— What the task requires —
Reproduce the listing exactly, with no pictures in your copy.

— Available data —
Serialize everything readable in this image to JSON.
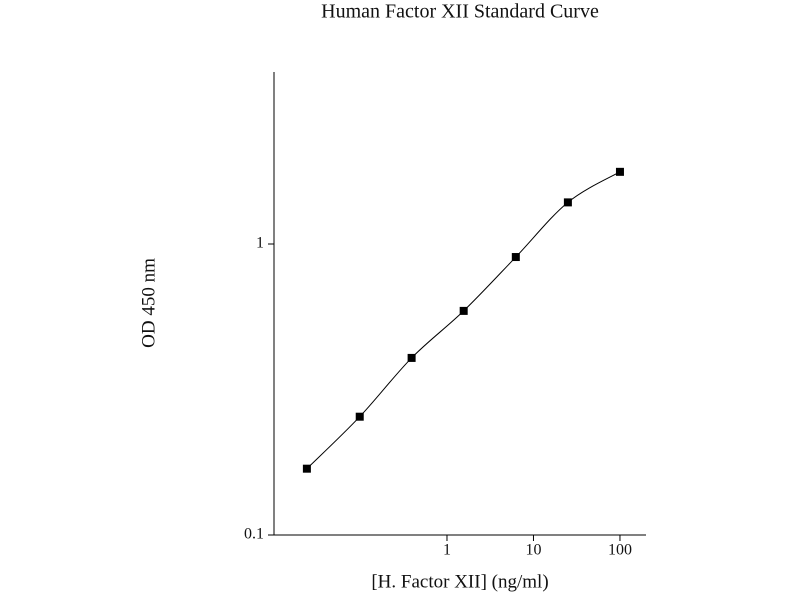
{
  "chart_data": {
    "type": "scatter",
    "title": "Human Factor XII Standard Curve",
    "xlabel": "[H. Factor XII] (ng/ml)",
    "ylabel": "OD 450 nm",
    "x": [
      0.024,
      0.098,
      0.39,
      1.56,
      6.25,
      25,
      100
    ],
    "y": [
      0.169,
      0.255,
      0.406,
      0.589,
      0.902,
      1.39,
      1.77
    ],
    "color": "#000000",
    "xscale": "log",
    "yscale": "log",
    "xlim": [
      0.01,
      200
    ],
    "ylim": [
      0.1,
      3.9
    ],
    "xticks": [
      1,
      10,
      100
    ],
    "yticks": [
      0.1,
      1
    ],
    "grid": false
  }
}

— Full response —
Serialize everything readable in this image to JSON.
{
  "chart_data": {
    "type": "scatter",
    "title": "Human Factor XII Standard Curve",
    "xlabel": "[H. Factor XII] (ng/ml)",
    "ylabel": "OD 450 nm",
    "x": [
      0.024,
      0.098,
      0.39,
      1.56,
      6.25,
      25,
      100
    ],
    "y": [
      0.169,
      0.255,
      0.406,
      0.589,
      0.902,
      1.39,
      1.77
    ],
    "color": "#000000",
    "xscale": "log",
    "yscale": "log",
    "xlim": [
      0.01,
      200
    ],
    "ylim": [
      0.1,
      3.9
    ],
    "xticks": [
      1,
      10,
      100
    ],
    "yticks": [
      0.1,
      1
    ],
    "grid": false
  }
}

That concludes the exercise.